## Aim
The entries below should be given again exactly, minus their pictures.
----- Dataset excerpts -----
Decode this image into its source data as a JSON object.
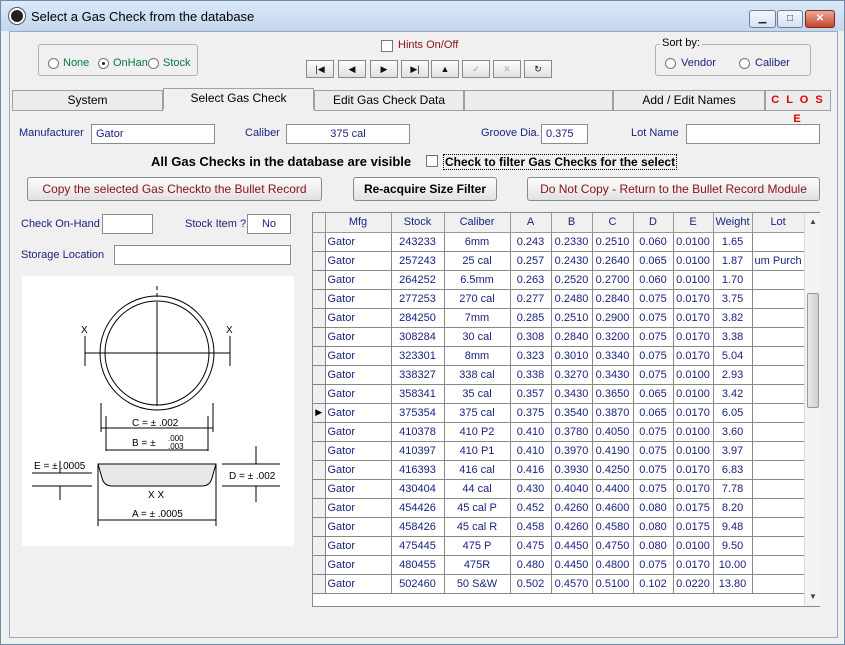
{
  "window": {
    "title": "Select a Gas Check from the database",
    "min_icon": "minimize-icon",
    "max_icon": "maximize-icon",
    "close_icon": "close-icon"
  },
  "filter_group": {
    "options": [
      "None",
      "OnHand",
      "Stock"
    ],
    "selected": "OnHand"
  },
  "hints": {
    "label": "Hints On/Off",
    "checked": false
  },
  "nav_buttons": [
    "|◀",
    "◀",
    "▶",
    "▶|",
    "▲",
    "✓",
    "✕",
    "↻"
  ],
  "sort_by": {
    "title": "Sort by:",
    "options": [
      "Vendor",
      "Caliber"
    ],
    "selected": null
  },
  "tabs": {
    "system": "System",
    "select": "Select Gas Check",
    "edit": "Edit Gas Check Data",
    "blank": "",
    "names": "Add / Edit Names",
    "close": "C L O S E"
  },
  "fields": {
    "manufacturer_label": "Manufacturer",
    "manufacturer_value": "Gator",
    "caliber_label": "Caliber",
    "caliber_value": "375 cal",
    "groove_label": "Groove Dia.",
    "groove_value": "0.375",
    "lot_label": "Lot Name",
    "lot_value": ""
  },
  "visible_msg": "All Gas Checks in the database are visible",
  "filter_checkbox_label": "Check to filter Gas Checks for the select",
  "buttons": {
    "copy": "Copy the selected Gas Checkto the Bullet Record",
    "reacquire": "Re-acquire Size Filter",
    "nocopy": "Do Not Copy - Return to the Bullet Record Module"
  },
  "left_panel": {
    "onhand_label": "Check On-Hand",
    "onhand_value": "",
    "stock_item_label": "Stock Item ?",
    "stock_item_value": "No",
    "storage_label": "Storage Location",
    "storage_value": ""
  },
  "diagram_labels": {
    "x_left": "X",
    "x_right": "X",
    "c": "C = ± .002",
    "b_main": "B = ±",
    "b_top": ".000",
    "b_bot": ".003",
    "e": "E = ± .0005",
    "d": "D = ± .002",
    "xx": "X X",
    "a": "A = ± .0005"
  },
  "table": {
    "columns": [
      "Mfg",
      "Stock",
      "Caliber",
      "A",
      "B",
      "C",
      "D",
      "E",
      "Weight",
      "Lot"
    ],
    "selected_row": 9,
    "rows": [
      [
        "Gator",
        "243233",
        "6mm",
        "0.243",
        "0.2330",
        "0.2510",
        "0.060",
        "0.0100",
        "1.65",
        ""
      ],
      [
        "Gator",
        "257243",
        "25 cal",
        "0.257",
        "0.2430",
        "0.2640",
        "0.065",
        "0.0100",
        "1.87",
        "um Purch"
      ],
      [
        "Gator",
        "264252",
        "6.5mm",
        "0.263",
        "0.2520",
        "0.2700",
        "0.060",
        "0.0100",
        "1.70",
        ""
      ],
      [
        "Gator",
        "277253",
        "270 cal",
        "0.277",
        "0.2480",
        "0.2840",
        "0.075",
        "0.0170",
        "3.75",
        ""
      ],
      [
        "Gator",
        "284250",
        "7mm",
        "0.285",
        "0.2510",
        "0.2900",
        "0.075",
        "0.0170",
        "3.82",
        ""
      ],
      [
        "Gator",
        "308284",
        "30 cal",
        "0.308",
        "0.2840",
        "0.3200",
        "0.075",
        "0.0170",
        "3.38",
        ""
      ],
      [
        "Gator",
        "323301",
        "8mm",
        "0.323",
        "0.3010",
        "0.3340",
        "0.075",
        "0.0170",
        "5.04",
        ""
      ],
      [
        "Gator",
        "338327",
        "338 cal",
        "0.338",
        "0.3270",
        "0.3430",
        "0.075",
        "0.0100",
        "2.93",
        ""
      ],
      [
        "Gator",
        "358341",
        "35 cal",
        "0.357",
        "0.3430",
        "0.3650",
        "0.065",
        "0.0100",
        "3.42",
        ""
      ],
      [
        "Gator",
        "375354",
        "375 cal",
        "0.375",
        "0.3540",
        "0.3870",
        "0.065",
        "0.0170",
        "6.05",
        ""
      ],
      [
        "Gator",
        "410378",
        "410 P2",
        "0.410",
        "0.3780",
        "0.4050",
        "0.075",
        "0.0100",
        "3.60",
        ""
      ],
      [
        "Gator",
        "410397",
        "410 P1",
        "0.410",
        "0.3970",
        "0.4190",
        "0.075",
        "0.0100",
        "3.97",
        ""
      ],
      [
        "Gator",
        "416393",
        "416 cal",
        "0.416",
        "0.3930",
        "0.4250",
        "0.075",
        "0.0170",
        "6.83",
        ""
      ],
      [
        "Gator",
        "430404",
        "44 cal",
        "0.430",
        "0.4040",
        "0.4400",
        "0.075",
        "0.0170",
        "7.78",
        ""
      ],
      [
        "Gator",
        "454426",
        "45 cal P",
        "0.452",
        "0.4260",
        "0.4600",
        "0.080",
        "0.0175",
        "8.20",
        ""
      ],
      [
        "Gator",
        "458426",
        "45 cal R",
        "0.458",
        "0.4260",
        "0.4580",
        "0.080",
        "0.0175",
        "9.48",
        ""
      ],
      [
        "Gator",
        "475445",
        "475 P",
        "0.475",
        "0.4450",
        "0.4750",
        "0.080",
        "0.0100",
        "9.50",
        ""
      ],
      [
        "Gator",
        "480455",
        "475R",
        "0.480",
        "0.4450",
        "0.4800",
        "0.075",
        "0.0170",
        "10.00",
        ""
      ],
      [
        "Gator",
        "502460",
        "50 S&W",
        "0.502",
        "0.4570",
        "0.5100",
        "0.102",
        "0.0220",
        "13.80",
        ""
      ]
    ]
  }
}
-----
## Written answer
Decode this image into its source data as a JSON object.
{
  "window": {
    "title": "Select a Gas Check from the database",
    "min_icon": "minimize-icon",
    "max_icon": "maximize-icon",
    "close_icon": "close-icon"
  },
  "filter_group": {
    "options": [
      "None",
      "OnHand",
      "Stock"
    ],
    "selected": "OnHand"
  },
  "hints": {
    "label": "Hints On/Off",
    "checked": false
  },
  "nav_buttons": [
    "|◀",
    "◀",
    "▶",
    "▶|",
    "▲",
    "✓",
    "✕",
    "↻"
  ],
  "sort_by": {
    "title": "Sort by:",
    "options": [
      "Vendor",
      "Caliber"
    ],
    "selected": null
  },
  "tabs": {
    "system": "System",
    "select": "Select Gas Check",
    "edit": "Edit Gas Check Data",
    "blank": "",
    "names": "Add / Edit Names",
    "close": "C L O S E"
  },
  "fields": {
    "manufacturer_label": "Manufacturer",
    "manufacturer_value": "Gator",
    "caliber_label": "Caliber",
    "caliber_value": "375 cal",
    "groove_label": "Groove Dia.",
    "groove_value": "0.375",
    "lot_label": "Lot Name",
    "lot_value": ""
  },
  "visible_msg": "All Gas Checks in the database are visible",
  "filter_checkbox_label": "Check to filter Gas Checks for the select",
  "buttons": {
    "copy": "Copy the selected Gas Checkto the Bullet Record",
    "reacquire": "Re-acquire Size Filter",
    "nocopy": "Do Not Copy - Return to the Bullet Record Module"
  },
  "left_panel": {
    "onhand_label": "Check On-Hand",
    "onhand_value": "",
    "stock_item_label": "Stock Item ?",
    "stock_item_value": "No",
    "storage_label": "Storage Location",
    "storage_value": ""
  },
  "diagram_labels": {
    "x_left": "X",
    "x_right": "X",
    "c": "C = ± .002",
    "b_main": "B = ±",
    "b_top": ".000",
    "b_bot": ".003",
    "e": "E = ± .0005",
    "d": "D = ± .002",
    "xx": "X X",
    "a": "A = ± .0005"
  },
  "table": {
    "columns": [
      "Mfg",
      "Stock",
      "Caliber",
      "A",
      "B",
      "C",
      "D",
      "E",
      "Weight",
      "Lot"
    ],
    "selected_row": 9,
    "rows": [
      [
        "Gator",
        "243233",
        "6mm",
        "0.243",
        "0.2330",
        "0.2510",
        "0.060",
        "0.0100",
        "1.65",
        ""
      ],
      [
        "Gator",
        "257243",
        "25 cal",
        "0.257",
        "0.2430",
        "0.2640",
        "0.065",
        "0.0100",
        "1.87",
        "um Purch"
      ],
      [
        "Gator",
        "264252",
        "6.5mm",
        "0.263",
        "0.2520",
        "0.2700",
        "0.060",
        "0.0100",
        "1.70",
        ""
      ],
      [
        "Gator",
        "277253",
        "270 cal",
        "0.277",
        "0.2480",
        "0.2840",
        "0.075",
        "0.0170",
        "3.75",
        ""
      ],
      [
        "Gator",
        "284250",
        "7mm",
        "0.285",
        "0.2510",
        "0.2900",
        "0.075",
        "0.0170",
        "3.82",
        ""
      ],
      [
        "Gator",
        "308284",
        "30 cal",
        "0.308",
        "0.2840",
        "0.3200",
        "0.075",
        "0.0170",
        "3.38",
        ""
      ],
      [
        "Gator",
        "323301",
        "8mm",
        "0.323",
        "0.3010",
        "0.3340",
        "0.075",
        "0.0170",
        "5.04",
        ""
      ],
      [
        "Gator",
        "338327",
        "338 cal",
        "0.338",
        "0.3270",
        "0.3430",
        "0.075",
        "0.0100",
        "2.93",
        ""
      ],
      [
        "Gator",
        "358341",
        "35 cal",
        "0.357",
        "0.3430",
        "0.3650",
        "0.065",
        "0.0100",
        "3.42",
        ""
      ],
      [
        "Gator",
        "375354",
        "375 cal",
        "0.375",
        "0.3540",
        "0.3870",
        "0.065",
        "0.0170",
        "6.05",
        ""
      ],
      [
        "Gator",
        "410378",
        "410 P2",
        "0.410",
        "0.3780",
        "0.4050",
        "0.075",
        "0.0100",
        "3.60",
        ""
      ],
      [
        "Gator",
        "410397",
        "410 P1",
        "0.410",
        "0.3970",
        "0.4190",
        "0.075",
        "0.0100",
        "3.97",
        ""
      ],
      [
        "Gator",
        "416393",
        "416 cal",
        "0.416",
        "0.3930",
        "0.4250",
        "0.075",
        "0.0170",
        "6.83",
        ""
      ],
      [
        "Gator",
        "430404",
        "44 cal",
        "0.430",
        "0.4040",
        "0.4400",
        "0.075",
        "0.0170",
        "7.78",
        ""
      ],
      [
        "Gator",
        "454426",
        "45 cal P",
        "0.452",
        "0.4260",
        "0.4600",
        "0.080",
        "0.0175",
        "8.20",
        ""
      ],
      [
        "Gator",
        "458426",
        "45 cal R",
        "0.458",
        "0.4260",
        "0.4580",
        "0.080",
        "0.0175",
        "9.48",
        ""
      ],
      [
        "Gator",
        "475445",
        "475 P",
        "0.475",
        "0.4450",
        "0.4750",
        "0.080",
        "0.0100",
        "9.50",
        ""
      ],
      [
        "Gator",
        "480455",
        "475R",
        "0.480",
        "0.4450",
        "0.4800",
        "0.075",
        "0.0170",
        "10.00",
        ""
      ],
      [
        "Gator",
        "502460",
        "50 S&W",
        "0.502",
        "0.4570",
        "0.5100",
        "0.102",
        "0.0220",
        "13.80",
        ""
      ]
    ]
  }
}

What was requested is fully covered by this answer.